* **Aim**: Identify the lines bearing the string "Усогорск" and gather them.

* **Source data**:
--- Begin ---

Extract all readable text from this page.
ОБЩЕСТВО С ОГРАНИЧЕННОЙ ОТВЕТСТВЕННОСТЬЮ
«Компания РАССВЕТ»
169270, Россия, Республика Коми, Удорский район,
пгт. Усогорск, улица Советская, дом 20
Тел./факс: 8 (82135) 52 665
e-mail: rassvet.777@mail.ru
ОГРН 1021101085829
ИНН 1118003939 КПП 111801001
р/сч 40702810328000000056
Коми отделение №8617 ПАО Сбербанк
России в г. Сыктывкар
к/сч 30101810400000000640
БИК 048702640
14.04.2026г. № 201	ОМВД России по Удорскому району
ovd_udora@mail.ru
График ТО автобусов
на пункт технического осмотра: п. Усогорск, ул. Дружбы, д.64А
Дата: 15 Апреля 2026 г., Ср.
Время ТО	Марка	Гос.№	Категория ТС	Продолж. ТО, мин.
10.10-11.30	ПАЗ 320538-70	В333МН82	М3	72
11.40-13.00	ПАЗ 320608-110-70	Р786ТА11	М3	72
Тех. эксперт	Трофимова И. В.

--- End ---
--- Begin ---

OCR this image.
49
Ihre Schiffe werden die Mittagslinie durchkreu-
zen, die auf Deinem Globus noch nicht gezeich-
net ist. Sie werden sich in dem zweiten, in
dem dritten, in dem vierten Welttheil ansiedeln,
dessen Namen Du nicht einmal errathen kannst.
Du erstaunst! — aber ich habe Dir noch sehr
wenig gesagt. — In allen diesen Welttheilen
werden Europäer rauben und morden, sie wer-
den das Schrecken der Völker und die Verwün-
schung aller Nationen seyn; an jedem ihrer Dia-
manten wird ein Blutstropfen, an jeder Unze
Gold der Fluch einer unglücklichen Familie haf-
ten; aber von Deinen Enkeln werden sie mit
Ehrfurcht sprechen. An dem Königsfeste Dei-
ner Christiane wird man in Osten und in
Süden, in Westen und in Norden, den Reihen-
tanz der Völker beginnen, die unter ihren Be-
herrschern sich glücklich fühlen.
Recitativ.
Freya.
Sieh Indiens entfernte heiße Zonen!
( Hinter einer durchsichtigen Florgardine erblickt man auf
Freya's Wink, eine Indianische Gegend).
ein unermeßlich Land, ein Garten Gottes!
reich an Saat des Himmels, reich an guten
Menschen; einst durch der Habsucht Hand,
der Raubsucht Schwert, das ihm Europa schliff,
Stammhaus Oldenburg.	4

--- End ---

* **Solution to the problem**:
пгт. Усогорск, улица Советская, дом 20
на пункт технического осмотра: п. Усогорск, ул. Дружбы, д.64А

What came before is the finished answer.